## Start

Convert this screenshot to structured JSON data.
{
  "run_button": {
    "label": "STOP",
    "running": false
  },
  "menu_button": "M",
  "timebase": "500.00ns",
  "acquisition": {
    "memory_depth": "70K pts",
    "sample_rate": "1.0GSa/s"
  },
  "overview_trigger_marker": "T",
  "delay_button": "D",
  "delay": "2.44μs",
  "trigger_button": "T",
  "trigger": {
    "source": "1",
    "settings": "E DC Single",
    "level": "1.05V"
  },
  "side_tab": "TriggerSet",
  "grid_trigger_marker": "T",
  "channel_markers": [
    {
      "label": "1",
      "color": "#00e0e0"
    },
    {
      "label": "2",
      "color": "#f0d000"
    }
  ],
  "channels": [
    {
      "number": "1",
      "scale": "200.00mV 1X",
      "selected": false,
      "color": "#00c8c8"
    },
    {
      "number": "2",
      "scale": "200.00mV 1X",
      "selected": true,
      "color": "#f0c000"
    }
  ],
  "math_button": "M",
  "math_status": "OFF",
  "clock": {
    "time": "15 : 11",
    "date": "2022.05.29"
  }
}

## End

=== PROBLEM TO WORK ON ===
Retype the records that precede this task, keeping them exactly the same.

=== ANSWER TO THE PROBLEM ===
Convert this screenshot to structured JSON data.
{
  "run_button": {
    "label": "STOP",
    "running": false
  },
  "menu_button": "M",
  "timebase": "500.00ns",
  "acquisition": {
    "memory_depth": "70K pts",
    "sample_rate": "1.0GSa/s"
  },
  "overview_trigger_marker": "T",
  "delay_button": "D",
  "delay": "2.44μs",
  "trigger_button": "T",
  "trigger": {
    "source": "1",
    "settings": "E DC Single",
    "level": "1.05V"
  },
  "side_tab": "TriggerSet",
  "grid_trigger_marker": "T",
  "channel_markers": [
    {
      "label": "1",
      "color": "#00e0e0"
    },
    {
      "label": "2",
      "color": "#f0d000"
    }
  ],
  "channels": [
    {
      "number": "1",
      "scale": "200.00mV 1X",
      "selected": false,
      "color": "#00c8c8"
    },
    {
      "number": "2",
      "scale": "200.00mV 1X",
      "selected": true,
      "color": "#f0c000"
    }
  ],
  "math_button": "M",
  "math_status": "OFF",
  "clock": {
    "time": "15 : 11",
    "date": "2022.05.29"
  }
}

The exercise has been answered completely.